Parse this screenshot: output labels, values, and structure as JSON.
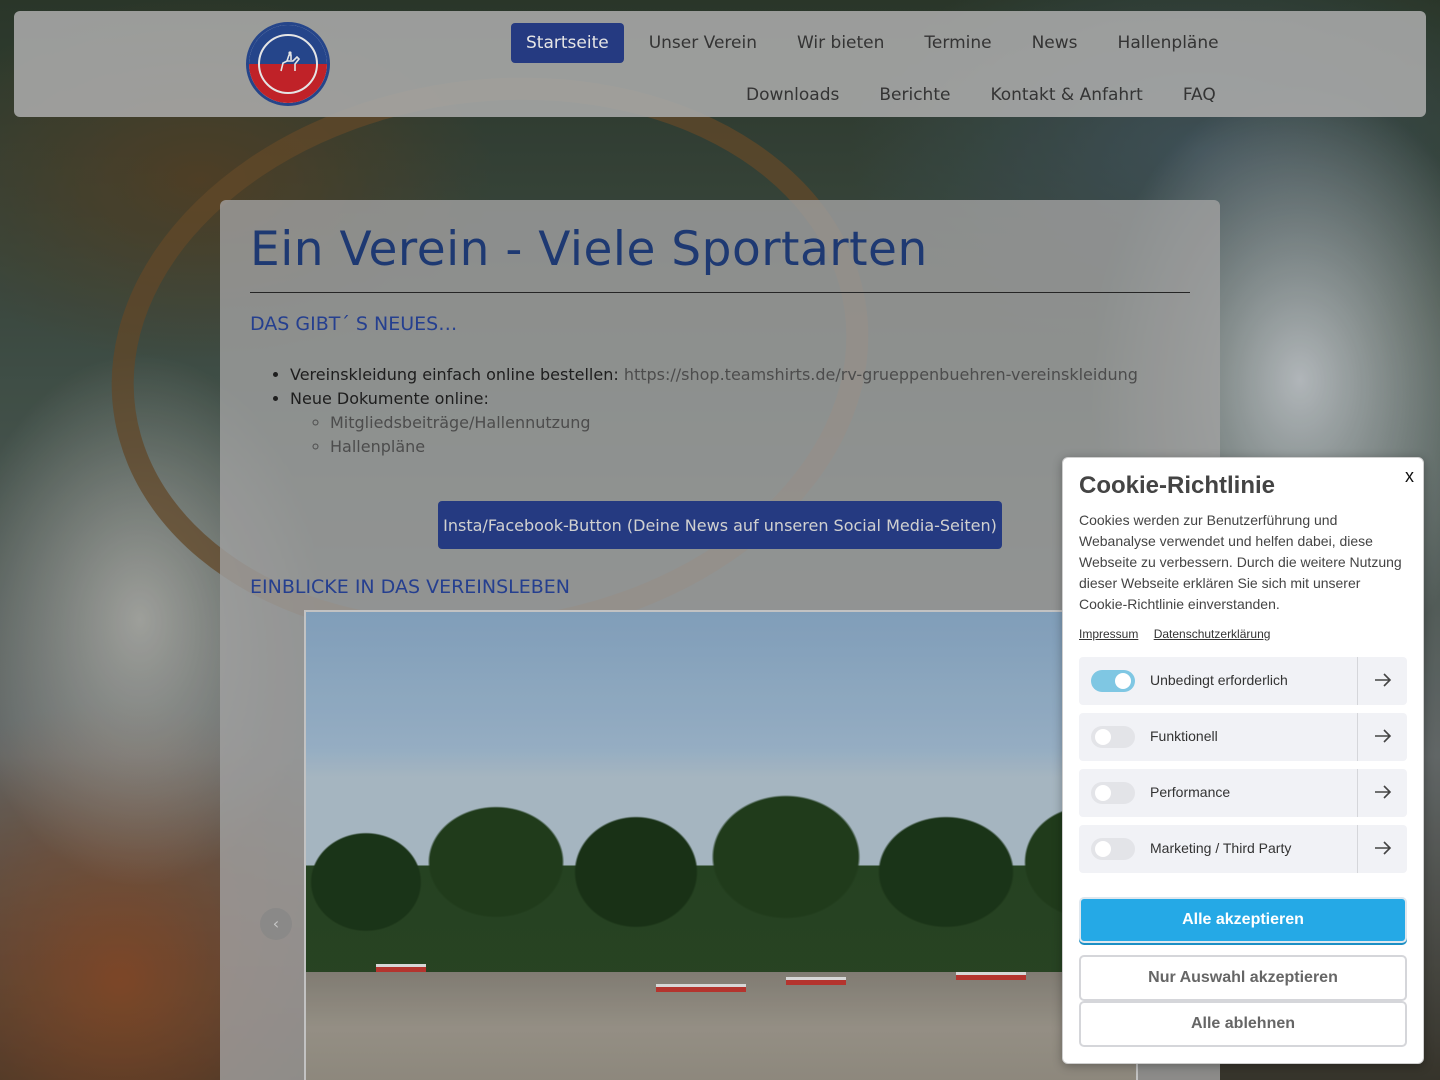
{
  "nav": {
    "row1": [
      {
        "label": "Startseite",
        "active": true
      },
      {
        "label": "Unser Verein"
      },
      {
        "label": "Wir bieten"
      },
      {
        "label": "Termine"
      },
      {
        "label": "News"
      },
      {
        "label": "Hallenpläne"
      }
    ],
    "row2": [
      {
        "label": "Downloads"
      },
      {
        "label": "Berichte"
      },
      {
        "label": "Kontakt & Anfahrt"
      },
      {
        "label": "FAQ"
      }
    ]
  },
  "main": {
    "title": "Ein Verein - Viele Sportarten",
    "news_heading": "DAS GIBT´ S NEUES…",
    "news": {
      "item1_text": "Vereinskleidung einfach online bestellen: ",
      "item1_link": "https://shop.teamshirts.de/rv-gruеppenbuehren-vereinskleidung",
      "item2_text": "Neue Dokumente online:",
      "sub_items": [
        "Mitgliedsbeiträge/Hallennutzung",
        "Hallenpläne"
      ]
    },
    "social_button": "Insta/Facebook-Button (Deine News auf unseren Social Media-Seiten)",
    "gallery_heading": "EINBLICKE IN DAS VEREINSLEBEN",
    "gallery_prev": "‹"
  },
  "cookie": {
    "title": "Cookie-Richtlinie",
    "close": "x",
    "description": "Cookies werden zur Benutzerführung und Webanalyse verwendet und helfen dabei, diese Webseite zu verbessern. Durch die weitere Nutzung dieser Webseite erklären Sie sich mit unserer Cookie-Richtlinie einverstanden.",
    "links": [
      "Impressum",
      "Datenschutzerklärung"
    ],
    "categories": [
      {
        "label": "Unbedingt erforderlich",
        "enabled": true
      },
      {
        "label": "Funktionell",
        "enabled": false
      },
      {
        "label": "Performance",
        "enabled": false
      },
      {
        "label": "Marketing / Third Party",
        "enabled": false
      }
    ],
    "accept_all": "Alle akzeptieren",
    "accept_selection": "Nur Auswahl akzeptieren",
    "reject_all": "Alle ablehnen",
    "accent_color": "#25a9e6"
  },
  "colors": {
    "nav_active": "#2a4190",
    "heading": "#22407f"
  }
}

- - -

WHAT THE TASK ASKS:
Make a verbatim copy of all the entries and strip out the pictures.

WRITTEN SOLUTION:
Parse this screenshot: output labels, values, and structure as JSON.
{
  "nav": {
    "row1": [
      {
        "label": "Startseite",
        "active": true
      },
      {
        "label": "Unser Verein"
      },
      {
        "label": "Wir bieten"
      },
      {
        "label": "Termine"
      },
      {
        "label": "News"
      },
      {
        "label": "Hallenpläne"
      }
    ],
    "row2": [
      {
        "label": "Downloads"
      },
      {
        "label": "Berichte"
      },
      {
        "label": "Kontakt & Anfahrt"
      },
      {
        "label": "FAQ"
      }
    ]
  },
  "main": {
    "title": "Ein Verein - Viele Sportarten",
    "news_heading": "DAS GIBT´ S NEUES…",
    "news": {
      "item1_text": "Vereinskleidung einfach online bestellen: ",
      "item1_link": "https://shop.teamshirts.de/rv-gruеppenbuehren-vereinskleidung",
      "item2_text": "Neue Dokumente online:",
      "sub_items": [
        "Mitgliedsbeiträge/Hallennutzung",
        "Hallenpläne"
      ]
    },
    "social_button": "Insta/Facebook-Button (Deine News auf unseren Social Media-Seiten)",
    "gallery_heading": "EINBLICKE IN DAS VEREINSLEBEN",
    "gallery_prev": "‹"
  },
  "cookie": {
    "title": "Cookie-Richtlinie",
    "close": "x",
    "description": "Cookies werden zur Benutzerführung und Webanalyse verwendet und helfen dabei, diese Webseite zu verbessern. Durch die weitere Nutzung dieser Webseite erklären Sie sich mit unserer Cookie-Richtlinie einverstanden.",
    "links": [
      "Impressum",
      "Datenschutzerklärung"
    ],
    "categories": [
      {
        "label": "Unbedingt erforderlich",
        "enabled": true
      },
      {
        "label": "Funktionell",
        "enabled": false
      },
      {
        "label": "Performance",
        "enabled": false
      },
      {
        "label": "Marketing / Third Party",
        "enabled": false
      }
    ],
    "accept_all": "Alle akzeptieren",
    "accept_selection": "Nur Auswahl akzeptieren",
    "reject_all": "Alle ablehnen",
    "accent_color": "#25a9e6"
  },
  "colors": {
    "nav_active": "#2a4190",
    "heading": "#22407f"
  }
}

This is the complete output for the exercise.